#### [Fragment]
========
„Himalaistki” - Mariusza Sepioło to książka, która przybliża nam historię 14 kobiet, 14 Polek, które zapisały się na kartach historii polskiego himalaizmu.
Po tygodniu pracy i codziennego życia wyruszają w góry zaczynając od Tatr a kończąc na tych najwyższych. Dzięki sile, determinacji i woli walki wspinały się na trudne ściany i najwyższe wierzchołki świata. Często były spychane na margines. Musiały walczyć o swoją pozycję i reputację. Dziś stanowią silną płeć na równi z mężczyznami.
Za co kochają góry? Co sprawia, że ryzykują życie? Im bardziej jesteś na granicy śmierci tym bardziej doceniasz życie tu na dole, w dolinach.
„Wspinanie w górach najwyższych to pasmo wyrzeczeń. Czasem warto spiętrzyć trudności aby je pokonać”.
========
#### [Dane wejściowe]
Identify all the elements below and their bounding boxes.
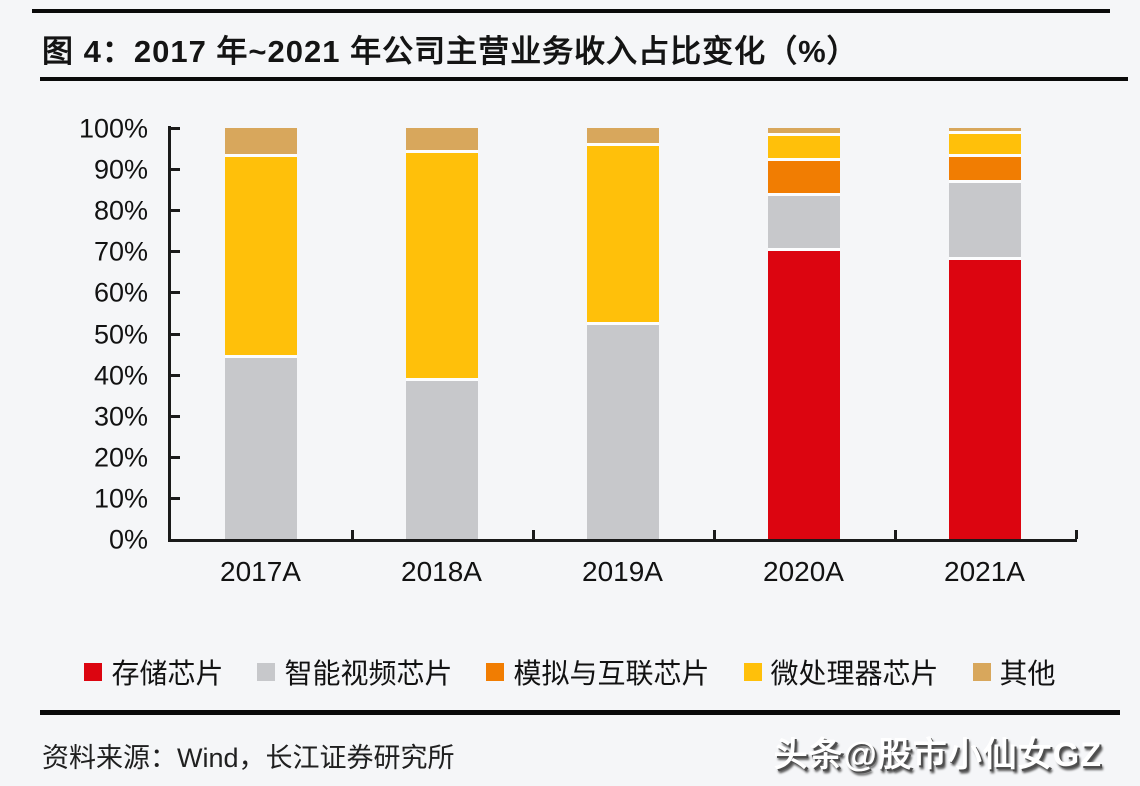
- y-tick-mark: [171, 455, 180, 459]
- x-tick-mark: [1075, 530, 1078, 539]
- y-tick-label: 40%: [93, 360, 148, 391]
- x-tick-label-2019A: 2019A: [582, 556, 663, 587]
- legend-marker-icon: [486, 663, 505, 681]
- legend-label: 模拟与互联芯片: [513, 658, 710, 689]
- bar-segment-存储芯片-2021A: [948, 259, 1021, 539]
- y-tick-mark: [171, 291, 180, 295]
- x-axis-line: [168, 539, 1077, 542]
- y-tick-mark: [171, 168, 180, 172]
- legend-item-其他: 其他: [972, 652, 1056, 692]
- bar-segment-智能视频芯片-2019A: [586, 325, 659, 539]
- bar-segment-智能视频芯片-2017A: [224, 358, 297, 539]
- legend-marker-icon: [743, 663, 762, 681]
- legend-label: 存储芯片: [111, 658, 224, 689]
- top-divider: [32, 9, 1110, 13]
- legend-marker-icon: [257, 663, 276, 681]
- bar-segment-存储芯片-2020A: [767, 251, 840, 539]
- x-tick-label-2018A: 2018A: [401, 556, 482, 587]
- legend-label: 智能视频芯片: [284, 658, 453, 689]
- x-tick-label-2021A: 2021A: [944, 556, 1025, 587]
- x-tick-mark: [351, 530, 354, 539]
- x-tick-mark: [532, 530, 535, 539]
- bar-segment-模拟与互联芯片-2020A: [767, 160, 840, 196]
- bar-segment-其他-2017A: [224, 128, 297, 157]
- watermark-text: 头条@股市小仙女GZ: [773, 736, 1102, 774]
- legend-marker-icon: [972, 663, 991, 681]
- legend-marker-icon: [84, 663, 103, 681]
- bar-segment-其他-2021A: [948, 128, 1021, 135]
- figure-title: 图 4：2017 年~2021 年公司主营业务收入占比变化（%）: [42, 34, 859, 69]
- y-tick-mark: [171, 250, 180, 254]
- x-tick-label-2017A: 2017A: [220, 556, 301, 587]
- y-tick-mark: [171, 332, 180, 336]
- bar-segment-模拟与互联芯片-2021A: [948, 156, 1021, 184]
- bar-segment-微处理器芯片-2017A: [224, 156, 297, 359]
- bar-segment-微处理器芯片-2019A: [586, 146, 659, 326]
- y-tick-label: 60%: [93, 277, 148, 308]
- bar-segment-其他-2020A: [767, 128, 840, 137]
- bar-segment-其他-2019A: [586, 128, 659, 147]
- bar-segment-微处理器芯片-2018A: [405, 152, 478, 381]
- bar-segment-其他-2018A: [405, 128, 478, 153]
- y-tick-label: 0%: [108, 524, 148, 555]
- y-tick-mark: [171, 127, 180, 130]
- data-source-text: 资料来源：Wind，长江证券研究所: [42, 743, 455, 773]
- legend-label: 其他: [999, 658, 1056, 689]
- x-tick-label-2020A: 2020A: [763, 556, 844, 587]
- bar-segment-智能视频芯片-2020A: [767, 195, 840, 252]
- bar-segment-智能视频芯片-2021A: [948, 183, 1021, 260]
- bar-segment-微处理器芯片-2021A: [948, 134, 1021, 157]
- y-tick-label: 80%: [93, 195, 148, 226]
- y-axis-line: [168, 126, 171, 542]
- y-tick-mark: [171, 496, 180, 500]
- x-tick-mark: [713, 530, 716, 539]
- y-tick-label: 100%: [78, 113, 148, 144]
- bar-segment-智能视频芯片-2018A: [405, 380, 478, 539]
- y-tick-mark: [171, 414, 180, 418]
- legend-item-存储芯片: 存储芯片: [84, 652, 223, 692]
- y-tick-label: 70%: [93, 236, 148, 267]
- legend-item-智能视频芯片: 智能视频芯片: [257, 652, 452, 692]
- x-tick-mark: [894, 530, 897, 539]
- y-tick-label: 10%: [93, 483, 148, 514]
- y-tick-mark: [171, 209, 180, 213]
- footer-divider: [40, 710, 1120, 715]
- y-tick-label: 90%: [93, 154, 148, 185]
- y-tick-label: 50%: [93, 319, 148, 349]
- legend-label: 微处理器芯片: [770, 658, 939, 689]
- bar-segment-微处理器芯片-2020A: [767, 136, 840, 161]
- title-divider: [40, 77, 1128, 81]
- legend-item-微处理器芯片: 微处理器芯片: [743, 652, 939, 692]
- legend-item-模拟与互联芯片: 模拟与互联芯片: [486, 652, 710, 692]
- y-tick-label: 30%: [93, 401, 148, 432]
- y-tick-mark: [171, 373, 180, 377]
- y-tick-label: 20%: [93, 442, 148, 473]
- chart-legend: 存储芯片 智能视频芯片 模拟与互联芯片 微处理器芯片 其他: [0, 652, 1140, 692]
========
#### [Polecenie 1]
Proszę przełożyć na język angielski zdanie z fragmentu o książce „Himalaistki”: „Musiały walczyć o swoją pozycję i reputację.”
#### [Polecenie 2]
Ilu kobiet historię przybliża książka omawiana we fragmencie o „Himalaistkach”?
#### [Polecenie 3]
Proszę dopisać dalszy ciąg tekstu o książce „Himalaistki”, zaczynając po jego ostatnim zdaniu.

#### [Odpowiedź 1]
They had to fight for their position and reputation.

#### [Odpowiedź 2]
Historię 14 kobiet, 14 Polek.

#### [Odpowiedź 3]
To bardzo dobra książka i świetnie, że powstała.
Świetnie, że wśród historycznych postaci jest nie tylko Pani Wanda (która oczywiście jest niekwestionowaną gwiazdą), a przede wszystkim, super, że ktoś opisał dziewczny, które wspinają się teraz.
Chociaż przyznam, że po jej przeczytaniu został pewien niedosyt. Fajnie by było poczytać o himalaistkach, zwłaszcza tych współczesnych, coś więcej. Może w czasach, kiedy wychodzi tyle górskich książek, warto przyjrzeć się dokładniej kobiecemu himalaizmowi - jak głosi opis na okładce - „ich życie to gotowe scenariusze filmowe!”
Kolejny raz również uświadamiam sobie, że nie ma rzeczy niemożliwych a jedyne co mamy do podjęcia wyzwania to bariery w swojej głowie...
Polecam!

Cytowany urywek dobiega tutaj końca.